### TASK INPUT ###
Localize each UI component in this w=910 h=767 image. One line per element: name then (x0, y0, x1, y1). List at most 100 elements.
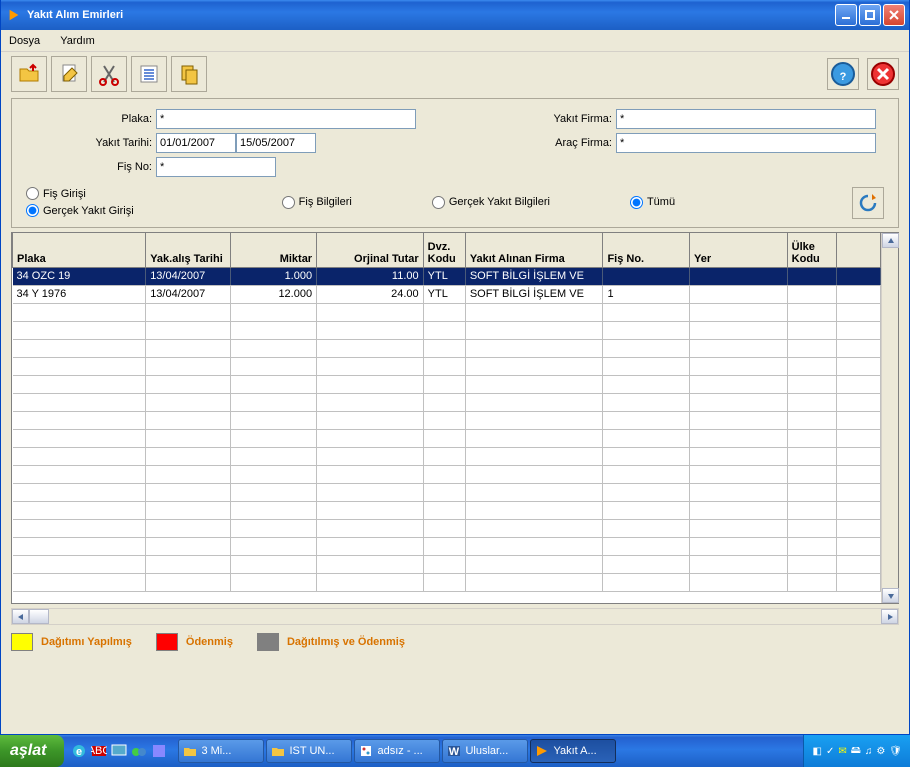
taskbar-task[interactable]: 3 Mi... (178, 739, 264, 763)
legend-item-odenmis: Ödenmiş (156, 633, 233, 651)
filter-panel: Plaka: Yakıt Firma: Yakıt Tarihi: Araç F… (11, 98, 899, 228)
vertical-scrollbar[interactable] (881, 233, 898, 603)
ql-msn-icon[interactable] (130, 741, 148, 761)
legend-swatch-red (156, 633, 178, 651)
taskbar-task[interactable]: IST UN... (266, 739, 352, 763)
radio-gercek-yakit-girisi[interactable] (26, 204, 39, 217)
edit-button[interactable] (51, 56, 87, 92)
date-to-input[interactable] (236, 133, 316, 153)
col-ulke-kodu[interactable]: Ülke Kodu (787, 233, 836, 267)
legend: Dağıtımı Yapılmış Ödenmiş Dağıtılmış ve … (11, 633, 899, 651)
col-yak-alis-tarihi[interactable]: Yak.alış Tarihi (146, 233, 230, 267)
tray-icon[interactable]: ✉ (838, 746, 846, 757)
yakit-tarihi-label: Yakıt Tarihi: (26, 137, 156, 149)
list-button[interactable] (131, 56, 167, 92)
app-window: Yakıt Alım Emirleri Dosya Yardım ? Plaka… (0, 0, 910, 735)
refresh-button[interactable] (852, 187, 884, 219)
ql-desktop-icon[interactable] (110, 741, 128, 761)
horizontal-scrollbar[interactable] (11, 608, 899, 625)
titlebar[interactable]: Yakıt Alım Emirleri (1, 0, 909, 30)
system-tray[interactable]: ◧ ✓ ✉ 🖴 ♫ ⚙ 🛡 (803, 735, 910, 767)
ql-abc-icon[interactable]: ABC (90, 741, 108, 761)
cut-button[interactable] (91, 56, 127, 92)
ql-ie-icon[interactable]: e (70, 741, 88, 761)
table-row-empty (13, 573, 881, 591)
table-row-empty (13, 537, 881, 555)
date-from-input[interactable] (156, 133, 236, 153)
app-icon (7, 7, 23, 23)
radio-fis-bilgileri-label: Fiş Bilgileri (299, 196, 352, 208)
tray-icon[interactable]: ⚙ (876, 746, 885, 757)
table-row-empty (13, 519, 881, 537)
radio-tumu-label: Tümü (647, 196, 675, 208)
col-miktar[interactable]: Miktar (230, 233, 317, 267)
scroll-down-button[interactable] (882, 588, 899, 603)
taskbar-task[interactable]: Yakıt A... (530, 739, 616, 763)
minimize-button[interactable] (835, 4, 857, 26)
table-row-empty (13, 429, 881, 447)
legend-swatch-yellow (11, 633, 33, 651)
plaka-label: Plaka: (26, 113, 156, 125)
radio-fis-girisi-label: Fiş Girişi (43, 188, 86, 200)
fis-no-label: Fiş No: (26, 161, 156, 173)
quick-launch: e ABC (70, 741, 168, 761)
table-row-empty (13, 501, 881, 519)
col-orjinal-tutar[interactable]: Orjinal Tutar (317, 233, 424, 267)
fis-no-input[interactable] (156, 157, 276, 177)
table-row-empty (13, 393, 881, 411)
table-row-empty (13, 411, 881, 429)
table-row-empty (13, 303, 881, 321)
help-button[interactable]: ? (827, 58, 859, 90)
table-row-empty (13, 357, 881, 375)
tray-icon[interactable]: ✓ (826, 746, 834, 757)
radio-gercek-yakit-bilgileri-label: Gerçek Yakıt Bilgileri (449, 196, 550, 208)
table-row-empty (13, 465, 881, 483)
start-button[interactable]: aşlat (0, 735, 64, 767)
col-fis-no[interactable]: Fiş No. (603, 233, 690, 267)
tray-icon[interactable]: ♫ (865, 746, 873, 757)
legend-item-dagitimi: Dağıtımı Yapılmış (11, 633, 132, 651)
table-row[interactable]: 34 Y 197613/04/200712.00024.00YTLSOFT Bİ… (13, 285, 881, 303)
cancel-close-button[interactable] (867, 58, 899, 90)
col-yakit-alinan-firma[interactable]: Yakıt Alınan Firma (465, 233, 603, 267)
taskbar: aşlat e ABC 3 Mi...IST UN...adsız - ...W… (0, 735, 910, 767)
tray-icon[interactable]: 🛡 (889, 746, 902, 757)
scroll-left-button[interactable] (12, 609, 29, 624)
arac-firma-label: Araç Firma: (506, 137, 616, 149)
radio-fis-bilgileri[interactable] (282, 196, 295, 209)
svg-text:e: e (76, 746, 82, 758)
tray-icon[interactable]: ◧ (812, 746, 821, 757)
scroll-up-button[interactable] (882, 233, 899, 248)
radio-fis-girisi[interactable] (26, 187, 39, 200)
radio-gercek-yakit-bilgileri[interactable] (432, 196, 445, 209)
col-extra[interactable] (836, 233, 881, 267)
table-row-empty (13, 321, 881, 339)
maximize-button[interactable] (859, 4, 881, 26)
menu-help[interactable]: Yardım (60, 35, 95, 47)
plaka-input[interactable] (156, 109, 416, 129)
data-grid: Plaka Yak.alış Tarihi Miktar Orjinal Tut… (11, 232, 899, 604)
open-button[interactable] (11, 56, 47, 92)
taskbar-task[interactable]: WUluslar... (442, 739, 528, 763)
table-row[interactable]: 34 OZC 1913/04/20071.00011.00YTLSOFT BİL… (13, 267, 881, 285)
legend-label-dagitilmis-odenmis: Dağıtılmış ve Ödenmiş (287, 636, 405, 648)
table-row-empty (13, 555, 881, 573)
svg-text:ABC: ABC (91, 745, 107, 757)
copy-button[interactable] (171, 56, 207, 92)
svg-text:W: W (449, 746, 460, 758)
col-yer[interactable]: Yer (690, 233, 788, 267)
menubar: Dosya Yardım (1, 30, 909, 52)
arac-firma-input[interactable] (616, 133, 876, 153)
legend-item-dagitilmis-odenmis: Dağıtılmış ve Ödenmiş (257, 633, 405, 651)
close-button[interactable] (883, 4, 905, 26)
scroll-right-button[interactable] (881, 609, 898, 624)
col-plaka[interactable]: Plaka (13, 233, 146, 267)
yakit-firma-input[interactable] (616, 109, 876, 129)
tray-icon[interactable]: 🖴 (851, 743, 861, 760)
radio-gercek-yakit-girisi-label: Gerçek Yakıt Girişi (43, 205, 134, 217)
ql-app-icon[interactable] (150, 741, 168, 761)
radio-tumu[interactable] (630, 196, 643, 209)
col-dvz-kodu[interactable]: Dvz. Kodu (423, 233, 465, 267)
menu-file[interactable]: Dosya (9, 35, 40, 47)
taskbar-task[interactable]: adsız - ... (354, 739, 440, 763)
###
* **WHAT TO DO**
Reproduce the lines of the material verbatim, beginning with the line that contains "taskbar-task[interactable]: 3 Mi..." and continuing through the line that contains "ql-msn-icon[interactable] (130, 741, 148, 761)", with both of those lines included.

* **OUTPUT**
taskbar-task[interactable]: 3 Mi... (178, 739, 264, 763)
legend-item-odenmis: Ödenmiş (156, 633, 233, 651)
filter-panel: Plaka: Yakıt Firma: Yakıt Tarihi: Araç F… (11, 98, 899, 228)
vertical-scrollbar[interactable] (881, 233, 898, 603)
ql-msn-icon[interactable] (130, 741, 148, 761)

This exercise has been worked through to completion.